═════ Exercise input ═════

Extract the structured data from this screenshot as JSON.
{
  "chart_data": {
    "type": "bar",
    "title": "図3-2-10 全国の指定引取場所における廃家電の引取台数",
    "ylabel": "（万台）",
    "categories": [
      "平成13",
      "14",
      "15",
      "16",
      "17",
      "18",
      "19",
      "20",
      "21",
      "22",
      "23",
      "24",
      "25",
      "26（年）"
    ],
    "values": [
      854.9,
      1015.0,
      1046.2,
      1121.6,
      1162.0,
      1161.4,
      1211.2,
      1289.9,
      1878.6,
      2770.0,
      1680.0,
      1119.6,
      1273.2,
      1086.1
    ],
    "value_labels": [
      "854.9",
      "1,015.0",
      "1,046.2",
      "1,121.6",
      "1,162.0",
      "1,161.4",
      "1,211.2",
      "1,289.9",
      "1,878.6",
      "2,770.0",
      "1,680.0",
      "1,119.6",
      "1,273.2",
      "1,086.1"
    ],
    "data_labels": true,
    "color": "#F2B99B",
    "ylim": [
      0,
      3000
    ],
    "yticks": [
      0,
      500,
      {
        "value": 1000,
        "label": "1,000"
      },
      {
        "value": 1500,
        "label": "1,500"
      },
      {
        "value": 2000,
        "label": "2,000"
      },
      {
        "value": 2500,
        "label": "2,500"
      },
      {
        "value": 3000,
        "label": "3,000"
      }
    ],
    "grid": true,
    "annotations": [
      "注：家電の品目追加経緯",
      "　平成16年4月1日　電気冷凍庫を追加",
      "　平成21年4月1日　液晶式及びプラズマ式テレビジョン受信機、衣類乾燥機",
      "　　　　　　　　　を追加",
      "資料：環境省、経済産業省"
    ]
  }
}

═════

What to produce = Copy the entries above exactly, leaving none out.

Written answer =
Extract the structured data from this screenshot as JSON.
{
  "chart_data": {
    "type": "bar",
    "title": "図3-2-10 全国の指定引取場所における廃家電の引取台数",
    "ylabel": "（万台）",
    "categories": [
      "平成13",
      "14",
      "15",
      "16",
      "17",
      "18",
      "19",
      "20",
      "21",
      "22",
      "23",
      "24",
      "25",
      "26（年）"
    ],
    "values": [
      854.9,
      1015.0,
      1046.2,
      1121.6,
      1162.0,
      1161.4,
      1211.2,
      1289.9,
      1878.6,
      2770.0,
      1680.0,
      1119.6,
      1273.2,
      1086.1
    ],
    "value_labels": [
      "854.9",
      "1,015.0",
      "1,046.2",
      "1,121.6",
      "1,162.0",
      "1,161.4",
      "1,211.2",
      "1,289.9",
      "1,878.6",
      "2,770.0",
      "1,680.0",
      "1,119.6",
      "1,273.2",
      "1,086.1"
    ],
    "data_labels": true,
    "color": "#F2B99B",
    "ylim": [
      0,
      3000
    ],
    "yticks": [
      0,
      500,
      {
        "value": 1000,
        "label": "1,000"
      },
      {
        "value": 1500,
        "label": "1,500"
      },
      {
        "value": 2000,
        "label": "2,000"
      },
      {
        "value": 2500,
        "label": "2,500"
      },
      {
        "value": 3000,
        "label": "3,000"
      }
    ],
    "grid": true,
    "annotations": [
      "注：家電の品目追加経緯",
      "　平成16年4月1日　電気冷凍庫を追加",
      "　平成21年4月1日　液晶式及びプラズマ式テレビジョン受信機、衣類乾燥機",
      "　　　　　　　　　を追加",
      "資料：環境省、経済産業省"
    ]
  }
}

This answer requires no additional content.